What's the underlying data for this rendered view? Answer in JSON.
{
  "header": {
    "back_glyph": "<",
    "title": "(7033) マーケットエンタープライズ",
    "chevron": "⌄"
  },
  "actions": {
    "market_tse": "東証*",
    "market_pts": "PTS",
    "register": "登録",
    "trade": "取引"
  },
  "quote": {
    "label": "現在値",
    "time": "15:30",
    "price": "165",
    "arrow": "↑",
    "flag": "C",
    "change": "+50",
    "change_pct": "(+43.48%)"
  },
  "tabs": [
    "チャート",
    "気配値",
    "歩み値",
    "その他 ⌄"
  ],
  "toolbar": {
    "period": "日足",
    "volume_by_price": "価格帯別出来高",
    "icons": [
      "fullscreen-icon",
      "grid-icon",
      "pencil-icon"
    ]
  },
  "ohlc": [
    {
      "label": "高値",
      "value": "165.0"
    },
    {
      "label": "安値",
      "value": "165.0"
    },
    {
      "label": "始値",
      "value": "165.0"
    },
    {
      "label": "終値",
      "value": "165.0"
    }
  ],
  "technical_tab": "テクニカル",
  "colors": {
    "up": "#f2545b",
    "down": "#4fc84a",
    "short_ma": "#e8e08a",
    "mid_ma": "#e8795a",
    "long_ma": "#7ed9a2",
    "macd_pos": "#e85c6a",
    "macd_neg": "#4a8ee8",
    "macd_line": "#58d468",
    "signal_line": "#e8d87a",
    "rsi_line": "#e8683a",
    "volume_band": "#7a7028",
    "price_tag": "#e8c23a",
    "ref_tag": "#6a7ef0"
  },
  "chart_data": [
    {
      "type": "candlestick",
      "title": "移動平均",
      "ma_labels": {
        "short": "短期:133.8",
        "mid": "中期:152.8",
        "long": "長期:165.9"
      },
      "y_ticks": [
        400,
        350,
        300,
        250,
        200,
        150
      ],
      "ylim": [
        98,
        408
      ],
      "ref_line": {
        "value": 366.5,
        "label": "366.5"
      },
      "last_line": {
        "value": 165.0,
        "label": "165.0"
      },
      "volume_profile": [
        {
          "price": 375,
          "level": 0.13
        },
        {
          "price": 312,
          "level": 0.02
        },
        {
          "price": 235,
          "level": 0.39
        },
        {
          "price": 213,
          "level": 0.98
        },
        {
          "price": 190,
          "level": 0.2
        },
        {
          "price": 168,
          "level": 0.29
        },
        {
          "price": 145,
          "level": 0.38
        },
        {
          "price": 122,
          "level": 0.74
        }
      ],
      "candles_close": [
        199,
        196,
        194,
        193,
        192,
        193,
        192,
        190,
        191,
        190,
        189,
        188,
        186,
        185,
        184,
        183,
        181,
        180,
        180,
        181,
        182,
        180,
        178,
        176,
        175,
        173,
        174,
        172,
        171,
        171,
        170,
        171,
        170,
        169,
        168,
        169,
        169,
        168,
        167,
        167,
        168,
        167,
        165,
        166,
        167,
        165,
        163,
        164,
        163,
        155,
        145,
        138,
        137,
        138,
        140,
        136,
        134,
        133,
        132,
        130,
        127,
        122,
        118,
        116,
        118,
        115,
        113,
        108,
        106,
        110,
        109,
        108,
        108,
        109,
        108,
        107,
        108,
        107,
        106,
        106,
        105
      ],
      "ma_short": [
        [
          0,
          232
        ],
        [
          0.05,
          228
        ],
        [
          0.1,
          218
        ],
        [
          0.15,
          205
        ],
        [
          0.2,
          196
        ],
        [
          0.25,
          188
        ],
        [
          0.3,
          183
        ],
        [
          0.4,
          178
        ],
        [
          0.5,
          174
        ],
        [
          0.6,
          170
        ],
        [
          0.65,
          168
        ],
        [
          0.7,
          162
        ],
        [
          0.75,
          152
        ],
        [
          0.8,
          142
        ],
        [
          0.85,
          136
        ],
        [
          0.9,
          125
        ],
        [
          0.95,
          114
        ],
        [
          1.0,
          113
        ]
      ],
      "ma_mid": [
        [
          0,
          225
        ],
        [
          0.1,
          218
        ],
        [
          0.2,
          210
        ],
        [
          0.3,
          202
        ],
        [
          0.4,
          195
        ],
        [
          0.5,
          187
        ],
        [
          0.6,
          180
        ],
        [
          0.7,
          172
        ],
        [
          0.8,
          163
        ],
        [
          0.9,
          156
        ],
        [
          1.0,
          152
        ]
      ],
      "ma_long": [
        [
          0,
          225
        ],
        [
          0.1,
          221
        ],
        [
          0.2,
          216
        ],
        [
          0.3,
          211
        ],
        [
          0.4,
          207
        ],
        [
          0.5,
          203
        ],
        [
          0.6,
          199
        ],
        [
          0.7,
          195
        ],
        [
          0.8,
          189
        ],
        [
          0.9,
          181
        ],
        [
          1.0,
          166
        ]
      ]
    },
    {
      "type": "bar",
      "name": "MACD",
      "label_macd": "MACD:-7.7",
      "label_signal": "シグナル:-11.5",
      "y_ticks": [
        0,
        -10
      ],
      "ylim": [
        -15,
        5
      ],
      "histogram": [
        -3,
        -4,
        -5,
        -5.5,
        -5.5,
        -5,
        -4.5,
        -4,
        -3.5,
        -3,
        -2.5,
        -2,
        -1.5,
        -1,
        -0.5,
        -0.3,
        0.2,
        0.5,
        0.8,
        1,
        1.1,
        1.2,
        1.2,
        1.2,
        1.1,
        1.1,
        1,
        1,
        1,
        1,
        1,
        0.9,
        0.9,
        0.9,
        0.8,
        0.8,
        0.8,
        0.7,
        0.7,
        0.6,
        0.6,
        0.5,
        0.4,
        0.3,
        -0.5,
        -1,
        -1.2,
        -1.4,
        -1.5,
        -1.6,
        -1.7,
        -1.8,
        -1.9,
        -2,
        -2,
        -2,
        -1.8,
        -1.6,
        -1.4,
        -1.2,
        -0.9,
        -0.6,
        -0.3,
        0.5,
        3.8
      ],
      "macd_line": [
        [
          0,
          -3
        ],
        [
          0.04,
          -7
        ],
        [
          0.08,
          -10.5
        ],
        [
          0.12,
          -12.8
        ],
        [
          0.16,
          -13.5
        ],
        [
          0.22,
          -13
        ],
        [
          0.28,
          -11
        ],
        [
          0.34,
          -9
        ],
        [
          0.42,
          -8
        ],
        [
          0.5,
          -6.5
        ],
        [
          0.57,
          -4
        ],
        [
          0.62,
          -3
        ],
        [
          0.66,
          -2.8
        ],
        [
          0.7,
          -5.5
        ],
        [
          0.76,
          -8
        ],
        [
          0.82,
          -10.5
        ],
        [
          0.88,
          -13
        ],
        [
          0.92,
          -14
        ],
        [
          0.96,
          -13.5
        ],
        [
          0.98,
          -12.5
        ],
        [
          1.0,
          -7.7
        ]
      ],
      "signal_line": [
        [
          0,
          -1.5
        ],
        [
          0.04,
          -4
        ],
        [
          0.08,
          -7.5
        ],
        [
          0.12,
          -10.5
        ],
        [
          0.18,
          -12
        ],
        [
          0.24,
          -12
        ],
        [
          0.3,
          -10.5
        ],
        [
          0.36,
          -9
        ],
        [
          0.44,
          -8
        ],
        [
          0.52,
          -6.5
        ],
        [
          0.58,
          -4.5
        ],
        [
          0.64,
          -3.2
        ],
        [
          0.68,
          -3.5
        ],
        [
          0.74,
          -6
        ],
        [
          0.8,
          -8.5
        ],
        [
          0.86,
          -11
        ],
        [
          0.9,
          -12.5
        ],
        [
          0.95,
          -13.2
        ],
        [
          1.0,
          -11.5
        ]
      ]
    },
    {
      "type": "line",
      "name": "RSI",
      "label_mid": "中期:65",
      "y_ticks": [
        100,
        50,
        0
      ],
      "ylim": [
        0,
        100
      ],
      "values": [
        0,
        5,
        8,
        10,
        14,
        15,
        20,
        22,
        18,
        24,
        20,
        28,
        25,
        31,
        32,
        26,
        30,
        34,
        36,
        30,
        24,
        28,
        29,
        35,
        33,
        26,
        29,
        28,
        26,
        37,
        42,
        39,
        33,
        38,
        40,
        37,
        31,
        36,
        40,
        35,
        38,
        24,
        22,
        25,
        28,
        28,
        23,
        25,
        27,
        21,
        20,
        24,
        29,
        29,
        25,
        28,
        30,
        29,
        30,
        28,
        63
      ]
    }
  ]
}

**OBJECTIVE:** Count how many lines above contain the word "level". Reply with the number alone.

**FULL ANSWER:** 8